Requirement
Reproduce the data below verbatim, from the beginning through the line containing "- Text: 9 SAINTBURY ROAD: 153sqm", including that line, and nothing beyond it.

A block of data
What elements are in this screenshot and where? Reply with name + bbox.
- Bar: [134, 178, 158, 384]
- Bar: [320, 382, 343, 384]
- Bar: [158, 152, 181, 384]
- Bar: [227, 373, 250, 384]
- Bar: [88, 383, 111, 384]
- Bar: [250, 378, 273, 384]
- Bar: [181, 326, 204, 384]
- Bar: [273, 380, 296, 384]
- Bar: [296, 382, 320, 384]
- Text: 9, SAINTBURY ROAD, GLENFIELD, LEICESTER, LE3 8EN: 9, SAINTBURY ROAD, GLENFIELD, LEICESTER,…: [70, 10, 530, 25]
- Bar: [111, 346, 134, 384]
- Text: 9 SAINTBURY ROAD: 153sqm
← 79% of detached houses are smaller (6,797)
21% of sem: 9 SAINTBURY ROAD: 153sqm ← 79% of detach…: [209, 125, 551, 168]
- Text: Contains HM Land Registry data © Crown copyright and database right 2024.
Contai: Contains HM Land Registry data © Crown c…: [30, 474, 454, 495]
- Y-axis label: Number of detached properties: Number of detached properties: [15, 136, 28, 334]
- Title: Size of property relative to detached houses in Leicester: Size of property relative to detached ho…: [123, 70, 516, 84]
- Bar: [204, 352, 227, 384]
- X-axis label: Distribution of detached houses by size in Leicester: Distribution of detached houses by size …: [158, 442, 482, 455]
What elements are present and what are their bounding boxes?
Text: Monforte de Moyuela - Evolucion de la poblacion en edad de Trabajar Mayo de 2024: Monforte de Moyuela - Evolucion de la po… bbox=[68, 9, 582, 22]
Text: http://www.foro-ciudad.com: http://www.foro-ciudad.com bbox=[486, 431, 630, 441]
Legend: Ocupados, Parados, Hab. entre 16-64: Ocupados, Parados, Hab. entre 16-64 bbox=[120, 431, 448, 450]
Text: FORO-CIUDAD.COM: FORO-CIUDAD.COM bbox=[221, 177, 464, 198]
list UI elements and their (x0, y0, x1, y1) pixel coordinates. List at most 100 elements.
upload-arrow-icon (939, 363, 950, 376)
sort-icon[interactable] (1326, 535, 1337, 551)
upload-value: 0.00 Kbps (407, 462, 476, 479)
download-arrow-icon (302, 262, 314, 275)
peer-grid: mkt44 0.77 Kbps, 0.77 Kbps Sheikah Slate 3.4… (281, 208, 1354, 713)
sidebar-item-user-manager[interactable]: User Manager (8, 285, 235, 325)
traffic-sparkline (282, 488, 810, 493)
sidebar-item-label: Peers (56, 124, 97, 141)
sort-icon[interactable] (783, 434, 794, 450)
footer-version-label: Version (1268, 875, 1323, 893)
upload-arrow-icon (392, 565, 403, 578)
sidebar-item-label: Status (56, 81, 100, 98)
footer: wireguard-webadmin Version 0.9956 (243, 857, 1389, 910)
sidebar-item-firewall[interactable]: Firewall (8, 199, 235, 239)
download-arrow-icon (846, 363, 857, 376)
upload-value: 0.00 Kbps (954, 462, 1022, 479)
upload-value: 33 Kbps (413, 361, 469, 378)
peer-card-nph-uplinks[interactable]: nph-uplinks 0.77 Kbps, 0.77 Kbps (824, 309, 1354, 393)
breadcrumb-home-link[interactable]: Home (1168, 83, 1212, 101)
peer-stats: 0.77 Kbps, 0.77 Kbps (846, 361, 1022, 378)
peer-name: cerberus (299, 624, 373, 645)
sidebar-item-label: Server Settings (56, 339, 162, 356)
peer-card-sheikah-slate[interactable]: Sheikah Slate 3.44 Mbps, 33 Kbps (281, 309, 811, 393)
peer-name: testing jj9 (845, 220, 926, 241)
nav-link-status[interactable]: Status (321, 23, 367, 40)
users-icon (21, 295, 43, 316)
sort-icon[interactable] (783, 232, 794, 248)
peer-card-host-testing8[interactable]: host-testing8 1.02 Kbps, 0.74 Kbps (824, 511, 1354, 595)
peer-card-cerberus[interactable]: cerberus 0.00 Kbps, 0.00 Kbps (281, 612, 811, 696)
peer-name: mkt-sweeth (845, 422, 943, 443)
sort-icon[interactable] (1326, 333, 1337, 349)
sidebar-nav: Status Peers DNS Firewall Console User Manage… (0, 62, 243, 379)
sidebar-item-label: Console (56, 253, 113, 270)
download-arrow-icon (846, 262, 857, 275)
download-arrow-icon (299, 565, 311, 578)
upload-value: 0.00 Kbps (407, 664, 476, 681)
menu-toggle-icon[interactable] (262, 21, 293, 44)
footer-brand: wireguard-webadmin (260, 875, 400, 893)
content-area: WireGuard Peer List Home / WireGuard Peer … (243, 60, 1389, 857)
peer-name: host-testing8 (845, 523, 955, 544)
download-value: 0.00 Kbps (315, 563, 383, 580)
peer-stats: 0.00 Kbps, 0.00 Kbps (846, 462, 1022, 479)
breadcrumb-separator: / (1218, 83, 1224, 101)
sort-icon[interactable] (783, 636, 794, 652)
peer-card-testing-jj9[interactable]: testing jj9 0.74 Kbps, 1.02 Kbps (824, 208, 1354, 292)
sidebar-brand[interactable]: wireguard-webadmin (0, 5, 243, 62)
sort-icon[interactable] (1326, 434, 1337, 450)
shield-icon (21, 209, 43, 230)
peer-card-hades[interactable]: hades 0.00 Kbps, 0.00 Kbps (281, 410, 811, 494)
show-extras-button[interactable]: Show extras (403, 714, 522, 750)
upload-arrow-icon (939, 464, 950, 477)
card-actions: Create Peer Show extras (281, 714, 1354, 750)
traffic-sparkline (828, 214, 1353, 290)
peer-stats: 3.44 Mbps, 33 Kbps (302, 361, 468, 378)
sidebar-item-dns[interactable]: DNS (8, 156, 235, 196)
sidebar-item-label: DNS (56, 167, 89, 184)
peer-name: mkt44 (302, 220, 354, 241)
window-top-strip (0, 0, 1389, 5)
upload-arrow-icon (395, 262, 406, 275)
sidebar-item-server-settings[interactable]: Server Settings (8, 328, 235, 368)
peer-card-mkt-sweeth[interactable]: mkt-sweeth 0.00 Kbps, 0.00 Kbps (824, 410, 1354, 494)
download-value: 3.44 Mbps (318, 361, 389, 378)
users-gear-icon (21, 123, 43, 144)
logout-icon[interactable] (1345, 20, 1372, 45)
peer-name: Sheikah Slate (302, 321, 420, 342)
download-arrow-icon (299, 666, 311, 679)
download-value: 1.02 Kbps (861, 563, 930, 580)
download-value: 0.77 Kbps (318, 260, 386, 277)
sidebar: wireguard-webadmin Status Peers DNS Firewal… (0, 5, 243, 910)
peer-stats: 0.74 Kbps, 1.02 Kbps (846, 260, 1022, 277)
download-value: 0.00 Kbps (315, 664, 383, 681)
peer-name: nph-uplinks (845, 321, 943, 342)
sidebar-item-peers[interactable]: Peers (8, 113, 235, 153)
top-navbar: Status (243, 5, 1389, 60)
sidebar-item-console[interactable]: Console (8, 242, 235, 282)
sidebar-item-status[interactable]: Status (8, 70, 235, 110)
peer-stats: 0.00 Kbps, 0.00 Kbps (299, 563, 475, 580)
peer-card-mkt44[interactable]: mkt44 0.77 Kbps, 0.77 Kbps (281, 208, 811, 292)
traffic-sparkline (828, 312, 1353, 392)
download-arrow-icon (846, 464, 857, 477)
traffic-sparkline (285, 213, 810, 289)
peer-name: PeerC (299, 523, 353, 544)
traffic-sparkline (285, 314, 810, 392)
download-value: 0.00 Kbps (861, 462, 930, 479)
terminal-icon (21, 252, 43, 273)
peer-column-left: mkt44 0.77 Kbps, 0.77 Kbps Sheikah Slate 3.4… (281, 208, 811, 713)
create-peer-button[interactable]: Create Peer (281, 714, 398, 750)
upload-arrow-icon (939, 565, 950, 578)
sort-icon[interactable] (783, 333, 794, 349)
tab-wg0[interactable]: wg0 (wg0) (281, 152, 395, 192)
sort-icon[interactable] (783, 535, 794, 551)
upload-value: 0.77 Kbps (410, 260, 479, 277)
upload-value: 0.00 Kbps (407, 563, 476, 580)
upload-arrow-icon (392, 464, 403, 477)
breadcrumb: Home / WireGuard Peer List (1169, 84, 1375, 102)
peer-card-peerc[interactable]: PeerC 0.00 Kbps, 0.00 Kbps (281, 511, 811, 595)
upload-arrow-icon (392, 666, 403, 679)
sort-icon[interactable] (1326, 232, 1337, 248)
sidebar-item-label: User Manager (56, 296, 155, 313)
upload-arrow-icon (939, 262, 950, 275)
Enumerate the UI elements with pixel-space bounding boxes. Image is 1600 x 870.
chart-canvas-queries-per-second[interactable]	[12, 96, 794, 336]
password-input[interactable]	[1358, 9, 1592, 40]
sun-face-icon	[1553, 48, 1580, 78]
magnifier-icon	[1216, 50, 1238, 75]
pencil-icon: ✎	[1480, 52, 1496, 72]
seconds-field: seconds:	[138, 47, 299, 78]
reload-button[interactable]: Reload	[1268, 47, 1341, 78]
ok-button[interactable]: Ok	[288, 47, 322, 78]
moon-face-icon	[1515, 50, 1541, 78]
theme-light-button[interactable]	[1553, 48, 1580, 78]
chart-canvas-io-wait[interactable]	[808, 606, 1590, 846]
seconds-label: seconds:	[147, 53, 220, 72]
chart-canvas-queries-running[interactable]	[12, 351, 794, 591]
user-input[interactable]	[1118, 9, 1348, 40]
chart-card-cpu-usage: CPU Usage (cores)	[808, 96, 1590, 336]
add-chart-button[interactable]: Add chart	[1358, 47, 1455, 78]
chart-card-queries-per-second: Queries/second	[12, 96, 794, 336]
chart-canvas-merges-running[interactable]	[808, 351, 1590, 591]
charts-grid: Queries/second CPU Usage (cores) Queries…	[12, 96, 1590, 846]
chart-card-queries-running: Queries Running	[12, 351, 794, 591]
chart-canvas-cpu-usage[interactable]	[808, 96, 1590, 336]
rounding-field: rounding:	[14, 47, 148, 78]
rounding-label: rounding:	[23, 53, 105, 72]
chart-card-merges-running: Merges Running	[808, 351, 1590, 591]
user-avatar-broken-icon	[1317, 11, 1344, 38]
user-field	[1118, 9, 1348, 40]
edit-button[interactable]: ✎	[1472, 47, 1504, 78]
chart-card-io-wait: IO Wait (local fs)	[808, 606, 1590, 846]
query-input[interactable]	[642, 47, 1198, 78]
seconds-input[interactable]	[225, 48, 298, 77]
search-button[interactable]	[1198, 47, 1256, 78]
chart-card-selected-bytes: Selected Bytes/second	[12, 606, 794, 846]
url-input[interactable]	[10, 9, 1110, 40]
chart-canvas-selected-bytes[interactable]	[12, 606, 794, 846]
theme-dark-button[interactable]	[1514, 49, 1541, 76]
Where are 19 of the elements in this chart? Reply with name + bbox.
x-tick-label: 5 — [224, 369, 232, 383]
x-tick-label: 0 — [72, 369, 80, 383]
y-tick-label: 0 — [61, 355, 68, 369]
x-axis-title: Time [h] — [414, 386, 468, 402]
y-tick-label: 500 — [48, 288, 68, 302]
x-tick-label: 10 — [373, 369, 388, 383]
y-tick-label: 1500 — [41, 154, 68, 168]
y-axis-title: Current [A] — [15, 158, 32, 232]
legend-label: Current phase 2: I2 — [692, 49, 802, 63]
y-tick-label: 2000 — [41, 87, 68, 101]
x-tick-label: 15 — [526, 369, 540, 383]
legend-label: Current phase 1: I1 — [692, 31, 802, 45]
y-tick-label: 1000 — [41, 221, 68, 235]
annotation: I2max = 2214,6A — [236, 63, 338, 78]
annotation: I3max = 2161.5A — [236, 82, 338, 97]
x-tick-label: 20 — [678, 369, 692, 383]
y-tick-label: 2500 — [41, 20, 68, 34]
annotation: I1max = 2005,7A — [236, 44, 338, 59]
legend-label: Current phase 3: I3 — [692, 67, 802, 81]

The reply
What elements are in this screenshot and where? Reply with name + bbox.
- Bar: [134, 178, 158, 384]
- Bar: [320, 382, 343, 384]
- Bar: [158, 152, 181, 384]
- Bar: [227, 373, 250, 384]
- Bar: [88, 383, 111, 384]
- Bar: [250, 378, 273, 384]
- Bar: [181, 326, 204, 384]
- Bar: [273, 380, 296, 384]
- Bar: [296, 382, 320, 384]
- Text: 9, SAINTBURY ROAD, GLENFIELD, LEICESTER, LE3 8EN: 9, SAINTBURY ROAD, GLENFIELD, LEICESTER,…: [70, 10, 530, 25]
- Bar: [111, 346, 134, 384]
- Text: 9 SAINTBURY ROAD: 153sqm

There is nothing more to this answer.